Stored items from a collection
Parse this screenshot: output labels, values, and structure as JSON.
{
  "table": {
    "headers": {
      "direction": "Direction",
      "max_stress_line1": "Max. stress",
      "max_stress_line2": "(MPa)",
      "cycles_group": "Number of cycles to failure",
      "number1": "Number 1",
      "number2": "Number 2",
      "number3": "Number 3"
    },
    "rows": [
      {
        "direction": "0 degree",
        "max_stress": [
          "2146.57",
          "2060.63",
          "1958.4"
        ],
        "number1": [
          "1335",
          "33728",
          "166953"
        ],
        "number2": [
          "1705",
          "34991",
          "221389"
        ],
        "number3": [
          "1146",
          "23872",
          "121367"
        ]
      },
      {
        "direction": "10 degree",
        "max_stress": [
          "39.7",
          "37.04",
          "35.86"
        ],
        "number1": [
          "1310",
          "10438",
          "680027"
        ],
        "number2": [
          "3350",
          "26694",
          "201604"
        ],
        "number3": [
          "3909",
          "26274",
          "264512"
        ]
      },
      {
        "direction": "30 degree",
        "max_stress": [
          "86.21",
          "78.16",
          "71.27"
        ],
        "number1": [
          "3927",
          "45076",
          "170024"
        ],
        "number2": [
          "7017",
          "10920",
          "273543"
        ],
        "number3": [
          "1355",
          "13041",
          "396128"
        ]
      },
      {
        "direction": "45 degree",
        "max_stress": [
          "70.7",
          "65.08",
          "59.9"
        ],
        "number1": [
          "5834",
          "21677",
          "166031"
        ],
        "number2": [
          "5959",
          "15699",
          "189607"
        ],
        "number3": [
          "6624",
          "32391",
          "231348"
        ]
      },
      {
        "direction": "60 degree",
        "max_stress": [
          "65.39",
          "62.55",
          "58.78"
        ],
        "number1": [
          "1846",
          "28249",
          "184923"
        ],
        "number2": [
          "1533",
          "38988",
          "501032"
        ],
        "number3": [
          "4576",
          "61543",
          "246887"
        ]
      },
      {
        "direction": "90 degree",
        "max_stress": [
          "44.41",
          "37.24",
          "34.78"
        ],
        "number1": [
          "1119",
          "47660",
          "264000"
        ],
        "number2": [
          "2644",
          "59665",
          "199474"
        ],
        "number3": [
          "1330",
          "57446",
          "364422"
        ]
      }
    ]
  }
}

* Job
Retype all of the material above with every character intact.

* Response to the exercise
Parse this screenshot: output labels, values, and structure as JSON.
{
  "table": {
    "headers": {
      "direction": "Direction",
      "max_stress_line1": "Max. stress",
      "max_stress_line2": "(MPa)",
      "cycles_group": "Number of cycles to failure",
      "number1": "Number 1",
      "number2": "Number 2",
      "number3": "Number 3"
    },
    "rows": [
      {
        "direction": "0 degree",
        "max_stress": [
          "2146.57",
          "2060.63",
          "1958.4"
        ],
        "number1": [
          "1335",
          "33728",
          "166953"
        ],
        "number2": [
          "1705",
          "34991",
          "221389"
        ],
        "number3": [
          "1146",
          "23872",
          "121367"
        ]
      },
      {
        "direction": "10 degree",
        "max_stress": [
          "39.7",
          "37.04",
          "35.86"
        ],
        "number1": [
          "1310",
          "10438",
          "680027"
        ],
        "number2": [
          "3350",
          "26694",
          "201604"
        ],
        "number3": [
          "3909",
          "26274",
          "264512"
        ]
      },
      {
        "direction": "30 degree",
        "max_stress": [
          "86.21",
          "78.16",
          "71.27"
        ],
        "number1": [
          "3927",
          "45076",
          "170024"
        ],
        "number2": [
          "7017",
          "10920",
          "273543"
        ],
        "number3": [
          "1355",
          "13041",
          "396128"
        ]
      },
      {
        "direction": "45 degree",
        "max_stress": [
          "70.7",
          "65.08",
          "59.9"
        ],
        "number1": [
          "5834",
          "21677",
          "166031"
        ],
        "number2": [
          "5959",
          "15699",
          "189607"
        ],
        "number3": [
          "6624",
          "32391",
          "231348"
        ]
      },
      {
        "direction": "60 degree",
        "max_stress": [
          "65.39",
          "62.55",
          "58.78"
        ],
        "number1": [
          "1846",
          "28249",
          "184923"
        ],
        "number2": [
          "1533",
          "38988",
          "501032"
        ],
        "number3": [
          "4576",
          "61543",
          "246887"
        ]
      },
      {
        "direction": "90 degree",
        "max_stress": [
          "44.41",
          "37.24",
          "34.78"
        ],
        "number1": [
          "1119",
          "47660",
          "264000"
        ],
        "number2": [
          "2644",
          "59665",
          "199474"
        ],
        "number3": [
          "1330",
          "57446",
          "364422"
        ]
      }
    ]
  }
}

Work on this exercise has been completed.